**Your task:** Go through the data below and gather each line containing "Project".

****************************************

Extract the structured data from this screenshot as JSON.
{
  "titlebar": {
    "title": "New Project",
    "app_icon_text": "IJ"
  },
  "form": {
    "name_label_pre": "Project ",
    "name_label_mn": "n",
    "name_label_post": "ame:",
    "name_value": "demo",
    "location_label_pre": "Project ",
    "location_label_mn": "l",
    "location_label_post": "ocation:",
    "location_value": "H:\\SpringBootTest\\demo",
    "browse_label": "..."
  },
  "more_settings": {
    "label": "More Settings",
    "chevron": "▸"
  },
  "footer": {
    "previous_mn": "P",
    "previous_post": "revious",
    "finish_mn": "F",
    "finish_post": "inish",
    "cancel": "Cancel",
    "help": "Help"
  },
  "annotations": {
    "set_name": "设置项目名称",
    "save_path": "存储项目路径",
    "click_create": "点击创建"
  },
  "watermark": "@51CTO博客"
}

****************************************

**Result:**
    "title": "New Project",
    "name_label_pre": "Project ",
    "location_label_pre": "Project ",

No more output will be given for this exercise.